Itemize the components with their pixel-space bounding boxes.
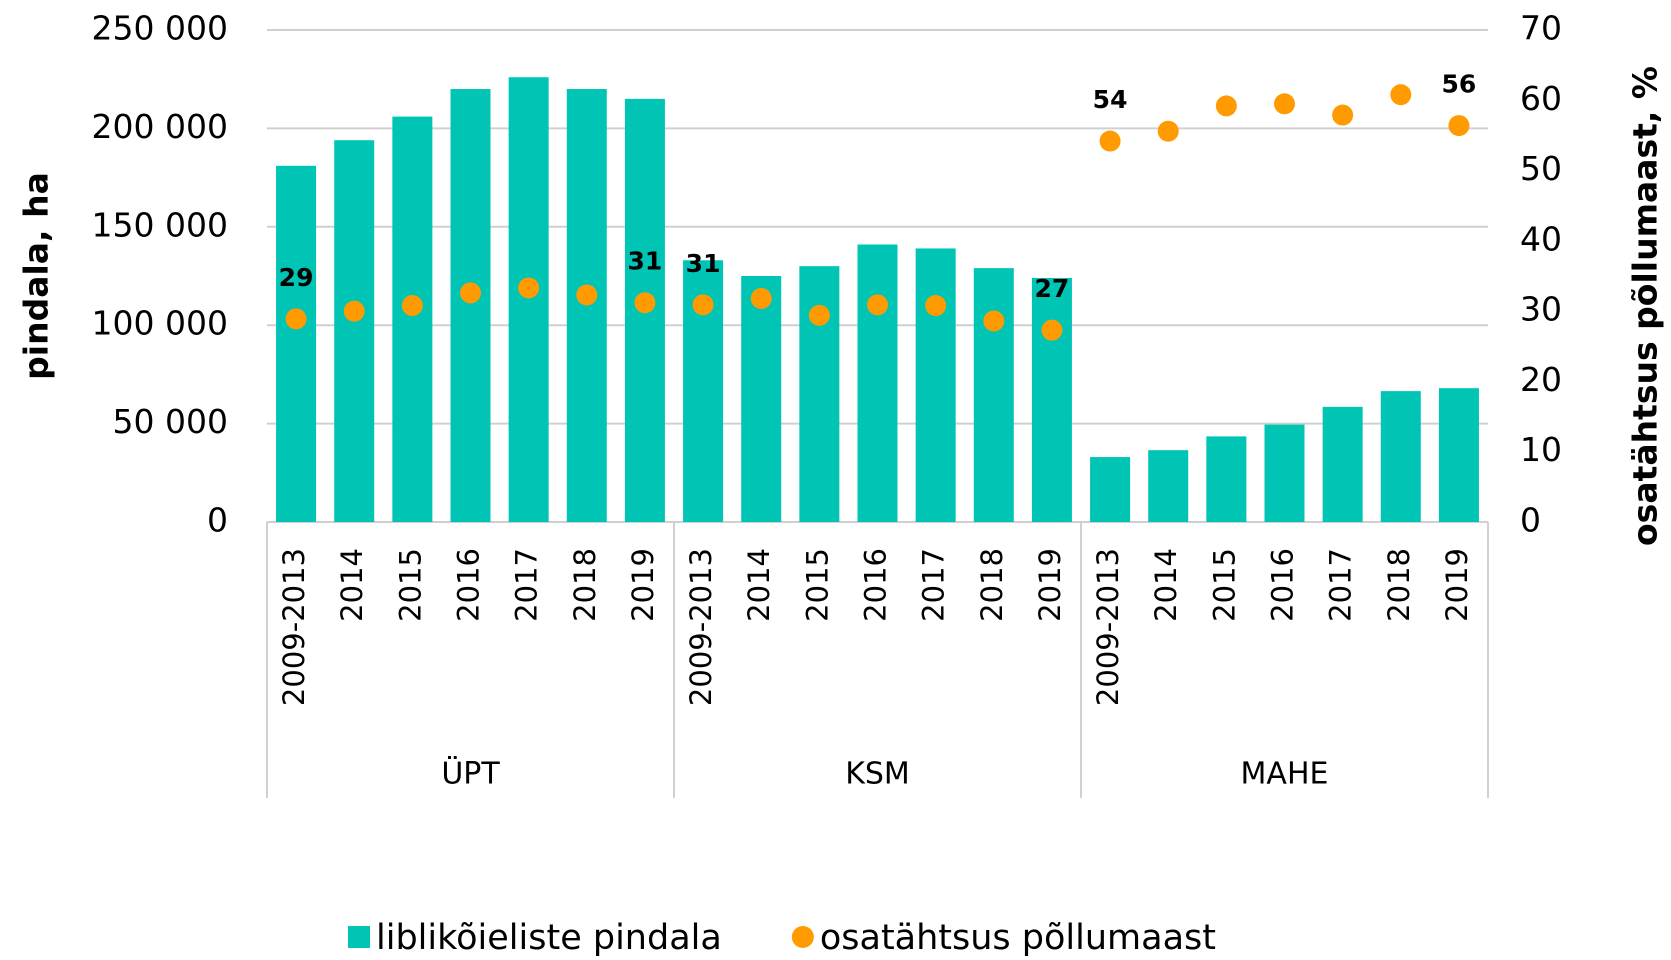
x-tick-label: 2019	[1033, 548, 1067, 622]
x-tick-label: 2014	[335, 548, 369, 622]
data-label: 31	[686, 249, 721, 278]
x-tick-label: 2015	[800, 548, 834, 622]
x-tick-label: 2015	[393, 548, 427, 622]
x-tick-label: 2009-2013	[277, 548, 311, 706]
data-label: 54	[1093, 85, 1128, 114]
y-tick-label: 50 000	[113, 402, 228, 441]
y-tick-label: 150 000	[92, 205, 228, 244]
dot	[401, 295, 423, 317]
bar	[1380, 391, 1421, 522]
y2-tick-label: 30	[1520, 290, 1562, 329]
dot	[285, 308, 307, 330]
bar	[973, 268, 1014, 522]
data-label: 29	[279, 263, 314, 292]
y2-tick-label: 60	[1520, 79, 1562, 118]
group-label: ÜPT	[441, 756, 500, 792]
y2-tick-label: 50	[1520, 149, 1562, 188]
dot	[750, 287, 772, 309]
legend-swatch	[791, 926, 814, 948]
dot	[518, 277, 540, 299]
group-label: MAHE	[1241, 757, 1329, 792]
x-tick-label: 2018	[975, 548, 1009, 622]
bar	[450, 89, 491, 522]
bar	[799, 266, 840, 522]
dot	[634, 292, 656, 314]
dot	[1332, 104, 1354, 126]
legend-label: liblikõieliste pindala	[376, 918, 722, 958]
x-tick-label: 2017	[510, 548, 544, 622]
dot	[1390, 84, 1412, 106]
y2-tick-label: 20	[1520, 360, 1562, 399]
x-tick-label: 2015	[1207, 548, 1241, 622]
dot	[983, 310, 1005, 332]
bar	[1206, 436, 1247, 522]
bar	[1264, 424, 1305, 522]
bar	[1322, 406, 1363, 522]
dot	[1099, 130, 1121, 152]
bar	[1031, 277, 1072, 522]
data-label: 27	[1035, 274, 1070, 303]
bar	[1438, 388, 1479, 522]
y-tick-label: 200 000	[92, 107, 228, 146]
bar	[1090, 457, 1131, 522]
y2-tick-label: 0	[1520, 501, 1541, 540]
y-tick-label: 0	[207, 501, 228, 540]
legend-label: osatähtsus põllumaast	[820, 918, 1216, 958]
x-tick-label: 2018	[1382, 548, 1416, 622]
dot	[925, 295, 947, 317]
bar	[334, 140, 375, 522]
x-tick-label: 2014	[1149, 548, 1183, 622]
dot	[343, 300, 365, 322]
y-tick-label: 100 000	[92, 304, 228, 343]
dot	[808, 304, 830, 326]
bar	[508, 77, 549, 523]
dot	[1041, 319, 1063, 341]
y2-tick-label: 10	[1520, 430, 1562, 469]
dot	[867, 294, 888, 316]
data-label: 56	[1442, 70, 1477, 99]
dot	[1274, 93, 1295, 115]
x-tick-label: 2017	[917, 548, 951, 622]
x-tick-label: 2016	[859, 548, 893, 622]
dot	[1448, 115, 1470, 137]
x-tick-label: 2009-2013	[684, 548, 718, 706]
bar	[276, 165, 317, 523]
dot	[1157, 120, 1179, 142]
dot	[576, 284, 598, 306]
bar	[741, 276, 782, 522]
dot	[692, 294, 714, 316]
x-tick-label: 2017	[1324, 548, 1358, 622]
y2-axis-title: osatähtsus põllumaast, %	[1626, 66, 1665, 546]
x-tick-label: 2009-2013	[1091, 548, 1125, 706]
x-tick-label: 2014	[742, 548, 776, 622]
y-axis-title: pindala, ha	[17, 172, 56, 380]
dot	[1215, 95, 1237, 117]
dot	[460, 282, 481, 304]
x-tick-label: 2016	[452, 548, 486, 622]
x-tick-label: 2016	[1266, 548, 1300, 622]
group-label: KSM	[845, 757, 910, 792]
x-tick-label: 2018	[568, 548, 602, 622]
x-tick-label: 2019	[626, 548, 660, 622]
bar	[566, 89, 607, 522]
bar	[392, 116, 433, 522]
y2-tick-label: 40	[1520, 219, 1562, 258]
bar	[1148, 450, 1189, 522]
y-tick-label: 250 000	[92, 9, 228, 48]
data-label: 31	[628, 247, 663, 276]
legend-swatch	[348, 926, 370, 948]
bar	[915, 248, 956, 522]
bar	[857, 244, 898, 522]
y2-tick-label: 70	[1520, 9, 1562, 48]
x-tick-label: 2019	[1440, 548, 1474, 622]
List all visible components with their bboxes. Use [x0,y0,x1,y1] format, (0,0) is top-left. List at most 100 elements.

○ ○ ○ ○ ○ ○ ○

● **What is being asked**
Copy every row above word for word, without the picture.

● **Finished task**
Itemize the components with their pixel-space bounding boxes.
x-tick-label: 2019	[1033, 548, 1067, 622]
x-tick-label: 2014	[335, 548, 369, 622]
data-label: 31	[686, 249, 721, 278]
x-tick-label: 2015	[800, 548, 834, 622]
x-tick-label: 2015	[393, 548, 427, 622]
x-tick-label: 2009-2013	[277, 548, 311, 706]
data-label: 54	[1093, 85, 1128, 114]
y-tick-label: 50 000	[113, 402, 228, 441]
y-tick-label: 150 000	[92, 205, 228, 244]
dot	[401, 295, 423, 317]
bar	[1380, 391, 1421, 522]
y2-tick-label: 30	[1520, 290, 1562, 329]
dot	[285, 308, 307, 330]
bar	[973, 268, 1014, 522]
data-label: 29	[279, 263, 314, 292]
y2-tick-label: 60	[1520, 79, 1562, 118]
group-label: ÜPT	[441, 756, 500, 792]
y2-tick-label: 50	[1520, 149, 1562, 188]
dot	[750, 287, 772, 309]
legend-swatch	[791, 926, 814, 948]
dot	[518, 277, 540, 299]
group-label: MAHE	[1241, 757, 1329, 792]
x-tick-label: 2018	[975, 548, 1009, 622]
bar	[450, 89, 491, 522]
bar	[799, 266, 840, 522]
dot	[634, 292, 656, 314]
dot	[1332, 104, 1354, 126]
legend-label: liblikõieliste pindala	[376, 918, 722, 958]
x-tick-label: 2017	[510, 548, 544, 622]
dot	[1390, 84, 1412, 106]
y2-tick-label: 20	[1520, 360, 1562, 399]
x-tick-label: 2015	[1207, 548, 1241, 622]
dot	[983, 310, 1005, 332]
bar	[1206, 436, 1247, 522]
bar	[1264, 424, 1305, 522]
bar	[1322, 406, 1363, 522]
dot	[1099, 130, 1121, 152]
bar	[1031, 277, 1072, 522]
data-label: 27	[1035, 274, 1070, 303]
bar	[1438, 388, 1479, 522]
y-tick-label: 200 000	[92, 107, 228, 146]
bar	[1090, 457, 1131, 522]
y2-tick-label: 0	[1520, 501, 1541, 540]
y-tick-label: 0	[207, 501, 228, 540]
legend-label: osatähtsus põllumaast	[820, 918, 1216, 958]
x-tick-label: 2018	[1382, 548, 1416, 622]
dot	[925, 295, 947, 317]
bar	[334, 140, 375, 522]
x-tick-label: 2014	[1149, 548, 1183, 622]
dot	[343, 300, 365, 322]
y-tick-label: 100 000	[92, 304, 228, 343]
dot	[808, 304, 830, 326]
bar	[508, 77, 549, 523]
dot	[1041, 319, 1063, 341]
y2-tick-label: 10	[1520, 430, 1562, 469]
dot	[867, 294, 888, 316]
data-label: 56	[1442, 70, 1477, 99]
dot	[1274, 93, 1295, 115]
x-tick-label: 2017	[917, 548, 951, 622]
x-tick-label: 2016	[859, 548, 893, 622]
dot	[1448, 115, 1470, 137]
x-tick-label: 2009-2013	[684, 548, 718, 706]
bar	[276, 165, 317, 523]
dot	[1157, 120, 1179, 142]
dot	[576, 284, 598, 306]
bar	[741, 276, 782, 522]
dot	[692, 294, 714, 316]
x-tick-label: 2017	[1324, 548, 1358, 622]
y2-axis-title: osatähtsus põllumaast, %	[1626, 66, 1665, 546]
x-tick-label: 2009-2013	[1091, 548, 1125, 706]
x-tick-label: 2014	[742, 548, 776, 622]
y-axis-title: pindala, ha	[17, 172, 56, 380]
dot	[1215, 95, 1237, 117]
dot	[460, 282, 481, 304]
x-tick-label: 2016	[452, 548, 486, 622]
x-tick-label: 2016	[1266, 548, 1300, 622]
group-label: KSM	[845, 757, 910, 792]
x-tick-label: 2018	[568, 548, 602, 622]
x-tick-label: 2019	[626, 548, 660, 622]
bar	[566, 89, 607, 522]
bar	[392, 116, 433, 522]
y2-tick-label: 40	[1520, 219, 1562, 258]
bar	[1148, 450, 1189, 522]
y-tick-label: 250 000	[92, 9, 228, 48]
data-label: 31	[628, 247, 663, 276]
legend-swatch	[348, 926, 370, 948]
bar	[915, 248, 956, 522]
bar	[857, 244, 898, 522]
y2-tick-label: 70	[1520, 9, 1562, 48]
x-tick-label: 2019	[1440, 548, 1474, 622]
List all visible components with their bboxes. Use [x0,y0,x1,y1] format, (0,0) is top-left. List at most 100 elements.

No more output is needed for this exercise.